Stated problem:
Quote, without change, all of the lines that follow.

Records supplied:

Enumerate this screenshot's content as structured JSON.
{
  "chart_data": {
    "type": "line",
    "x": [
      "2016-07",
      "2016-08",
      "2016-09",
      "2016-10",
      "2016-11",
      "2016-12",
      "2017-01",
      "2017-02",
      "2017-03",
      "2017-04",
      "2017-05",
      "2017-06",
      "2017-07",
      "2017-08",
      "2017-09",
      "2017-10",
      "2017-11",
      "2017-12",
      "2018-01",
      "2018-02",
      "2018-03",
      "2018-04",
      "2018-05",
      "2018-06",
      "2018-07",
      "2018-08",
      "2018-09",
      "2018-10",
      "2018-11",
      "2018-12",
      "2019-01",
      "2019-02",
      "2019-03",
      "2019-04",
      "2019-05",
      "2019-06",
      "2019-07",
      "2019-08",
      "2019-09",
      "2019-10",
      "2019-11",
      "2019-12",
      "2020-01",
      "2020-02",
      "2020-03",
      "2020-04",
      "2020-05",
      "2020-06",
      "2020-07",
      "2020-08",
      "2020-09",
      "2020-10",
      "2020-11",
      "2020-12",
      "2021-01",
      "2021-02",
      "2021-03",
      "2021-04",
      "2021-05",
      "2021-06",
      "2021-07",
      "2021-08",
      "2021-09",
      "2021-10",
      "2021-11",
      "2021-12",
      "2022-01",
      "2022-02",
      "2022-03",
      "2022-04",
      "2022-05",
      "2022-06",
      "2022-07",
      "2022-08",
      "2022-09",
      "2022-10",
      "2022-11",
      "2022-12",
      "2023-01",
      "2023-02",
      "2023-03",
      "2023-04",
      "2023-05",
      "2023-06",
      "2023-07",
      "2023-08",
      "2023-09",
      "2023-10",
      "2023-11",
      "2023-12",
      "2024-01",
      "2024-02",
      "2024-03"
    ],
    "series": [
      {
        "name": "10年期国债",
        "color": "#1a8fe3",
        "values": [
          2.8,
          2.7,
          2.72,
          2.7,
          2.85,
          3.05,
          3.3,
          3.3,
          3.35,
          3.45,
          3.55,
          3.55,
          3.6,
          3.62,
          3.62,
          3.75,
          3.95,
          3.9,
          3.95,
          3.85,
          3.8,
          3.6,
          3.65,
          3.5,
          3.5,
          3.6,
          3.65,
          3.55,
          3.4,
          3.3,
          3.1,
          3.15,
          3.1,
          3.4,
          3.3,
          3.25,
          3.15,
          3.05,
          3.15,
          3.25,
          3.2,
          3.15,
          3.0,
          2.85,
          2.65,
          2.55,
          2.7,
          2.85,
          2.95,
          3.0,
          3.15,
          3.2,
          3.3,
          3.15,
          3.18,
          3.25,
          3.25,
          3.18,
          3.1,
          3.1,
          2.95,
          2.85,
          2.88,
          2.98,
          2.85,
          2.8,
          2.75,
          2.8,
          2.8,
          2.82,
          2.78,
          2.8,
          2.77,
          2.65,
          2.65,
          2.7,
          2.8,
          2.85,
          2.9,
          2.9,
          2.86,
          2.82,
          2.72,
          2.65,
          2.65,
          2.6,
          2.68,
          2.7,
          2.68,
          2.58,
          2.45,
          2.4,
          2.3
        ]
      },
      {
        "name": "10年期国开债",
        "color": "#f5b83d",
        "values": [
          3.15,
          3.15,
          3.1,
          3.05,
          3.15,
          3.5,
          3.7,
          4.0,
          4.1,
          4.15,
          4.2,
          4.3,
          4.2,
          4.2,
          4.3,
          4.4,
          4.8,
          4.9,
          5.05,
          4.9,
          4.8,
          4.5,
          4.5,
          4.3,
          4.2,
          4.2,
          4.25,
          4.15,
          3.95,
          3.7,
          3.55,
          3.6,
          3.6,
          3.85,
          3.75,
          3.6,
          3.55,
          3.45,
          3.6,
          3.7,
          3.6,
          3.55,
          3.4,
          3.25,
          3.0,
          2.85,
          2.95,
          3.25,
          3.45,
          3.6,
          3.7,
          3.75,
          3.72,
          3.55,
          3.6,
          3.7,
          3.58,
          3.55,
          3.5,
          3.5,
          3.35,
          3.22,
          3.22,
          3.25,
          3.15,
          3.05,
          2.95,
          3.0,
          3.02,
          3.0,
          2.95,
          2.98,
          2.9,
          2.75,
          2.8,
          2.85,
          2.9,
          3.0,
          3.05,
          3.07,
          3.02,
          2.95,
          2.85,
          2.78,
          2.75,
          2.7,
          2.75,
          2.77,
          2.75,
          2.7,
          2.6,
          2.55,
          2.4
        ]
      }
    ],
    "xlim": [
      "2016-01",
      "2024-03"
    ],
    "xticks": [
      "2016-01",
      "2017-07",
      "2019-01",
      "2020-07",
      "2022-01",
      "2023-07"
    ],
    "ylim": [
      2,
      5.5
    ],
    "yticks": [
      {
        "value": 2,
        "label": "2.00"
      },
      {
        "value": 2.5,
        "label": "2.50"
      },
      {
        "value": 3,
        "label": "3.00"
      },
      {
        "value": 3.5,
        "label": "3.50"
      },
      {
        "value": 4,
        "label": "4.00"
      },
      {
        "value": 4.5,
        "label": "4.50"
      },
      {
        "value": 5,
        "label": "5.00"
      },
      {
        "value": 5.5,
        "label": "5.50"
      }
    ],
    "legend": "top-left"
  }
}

Completed exercise:
Enumerate this screenshot's content as structured JSON.
{
  "chart_data": {
    "type": "line",
    "x": [
      "2016-07",
      "2016-08",
      "2016-09",
      "2016-10",
      "2016-11",
      "2016-12",
      "2017-01",
      "2017-02",
      "2017-03",
      "2017-04",
      "2017-05",
      "2017-06",
      "2017-07",
      "2017-08",
      "2017-09",
      "2017-10",
      "2017-11",
      "2017-12",
      "2018-01",
      "2018-02",
      "2018-03",
      "2018-04",
      "2018-05",
      "2018-06",
      "2018-07",
      "2018-08",
      "2018-09",
      "2018-10",
      "2018-11",
      "2018-12",
      "2019-01",
      "2019-02",
      "2019-03",
      "2019-04",
      "2019-05",
      "2019-06",
      "2019-07",
      "2019-08",
      "2019-09",
      "2019-10",
      "2019-11",
      "2019-12",
      "2020-01",
      "2020-02",
      "2020-03",
      "2020-04",
      "2020-05",
      "2020-06",
      "2020-07",
      "2020-08",
      "2020-09",
      "2020-10",
      "2020-11",
      "2020-12",
      "2021-01",
      "2021-02",
      "2021-03",
      "2021-04",
      "2021-05",
      "2021-06",
      "2021-07",
      "2021-08",
      "2021-09",
      "2021-10",
      "2021-11",
      "2021-12",
      "2022-01",
      "2022-02",
      "2022-03",
      "2022-04",
      "2022-05",
      "2022-06",
      "2022-07",
      "2022-08",
      "2022-09",
      "2022-10",
      "2022-11",
      "2022-12",
      "2023-01",
      "2023-02",
      "2023-03",
      "2023-04",
      "2023-05",
      "2023-06",
      "2023-07",
      "2023-08",
      "2023-09",
      "2023-10",
      "2023-11",
      "2023-12",
      "2024-01",
      "2024-02",
      "2024-03"
    ],
    "series": [
      {
        "name": "10年期国债",
        "color": "#1a8fe3",
        "values": [
          2.8,
          2.7,
          2.72,
          2.7,
          2.85,
          3.05,
          3.3,
          3.3,
          3.35,
          3.45,
          3.55,
          3.55,
          3.6,
          3.62,
          3.62,
          3.75,
          3.95,
          3.9,
          3.95,
          3.85,
          3.8,
          3.6,
          3.65,
          3.5,
          3.5,
          3.6,
          3.65,
          3.55,
          3.4,
          3.3,
          3.1,
          3.15,
          3.1,
          3.4,
          3.3,
          3.25,
          3.15,
          3.05,
          3.15,
          3.25,
          3.2,
          3.15,
          3.0,
          2.85,
          2.65,
          2.55,
          2.7,
          2.85,
          2.95,
          3.0,
          3.15,
          3.2,
          3.3,
          3.15,
          3.18,
          3.25,
          3.25,
          3.18,
          3.1,
          3.1,
          2.95,
          2.85,
          2.88,
          2.98,
          2.85,
          2.8,
          2.75,
          2.8,
          2.8,
          2.82,
          2.78,
          2.8,
          2.77,
          2.65,
          2.65,
          2.7,
          2.8,
          2.85,
          2.9,
          2.9,
          2.86,
          2.82,
          2.72,
          2.65,
          2.65,
          2.6,
          2.68,
          2.7,
          2.68,
          2.58,
          2.45,
          2.4,
          2.3
        ]
      },
      {
        "name": "10年期国开债",
        "color": "#f5b83d",
        "values": [
          3.15,
          3.15,
          3.1,
          3.05,
          3.15,
          3.5,
          3.7,
          4.0,
          4.1,
          4.15,
          4.2,
          4.3,
          4.2,
          4.2,
          4.3,
          4.4,
          4.8,
          4.9,
          5.05,
          4.9,
          4.8,
          4.5,
          4.5,
          4.3,
          4.2,
          4.2,
          4.25,
          4.15,
          3.95,
          3.7,
          3.55,
          3.6,
          3.6,
          3.85,
          3.75,
          3.6,
          3.55,
          3.45,
          3.6,
          3.7,
          3.6,
          3.55,
          3.4,
          3.25,
          3.0,
          2.85,
          2.95,
          3.25,
          3.45,
          3.6,
          3.7,
          3.75,
          3.72,
          3.55,
          3.6,
          3.7,
          3.58,
          3.55,
          3.5,
          3.5,
          3.35,
          3.22,
          3.22,
          3.25,
          3.15,
          3.05,
          2.95,
          3.0,
          3.02,
          3.0,
          2.95,
          2.98,
          2.9,
          2.75,
          2.8,
          2.85,
          2.9,
          3.0,
          3.05,
          3.07,
          3.02,
          2.95,
          2.85,
          2.78,
          2.75,
          2.7,
          2.75,
          2.77,
          2.75,
          2.7,
          2.6,
          2.55,
          2.4
        ]
      }
    ],
    "xlim": [
      "2016-01",
      "2024-03"
    ],
    "xticks": [
      "2016-01",
      "2017-07",
      "2019-01",
      "2020-07",
      "2022-01",
      "2023-07"
    ],
    "ylim": [
      2,
      5.5
    ],
    "yticks": [
      {
        "value": 2,
        "label": "2.00"
      },
      {
        "value": 2.5,
        "label": "2.50"
      },
      {
        "value": 3,
        "label": "3.00"
      },
      {
        "value": 3.5,
        "label": "3.50"
      },
      {
        "value": 4,
        "label": "4.00"
      },
      {
        "value": 4.5,
        "label": "4.50"
      },
      {
        "value": 5,
        "label": "5.00"
      },
      {
        "value": 5.5,
        "label": "5.50"
      }
    ],
    "legend": "top-left"
  }
}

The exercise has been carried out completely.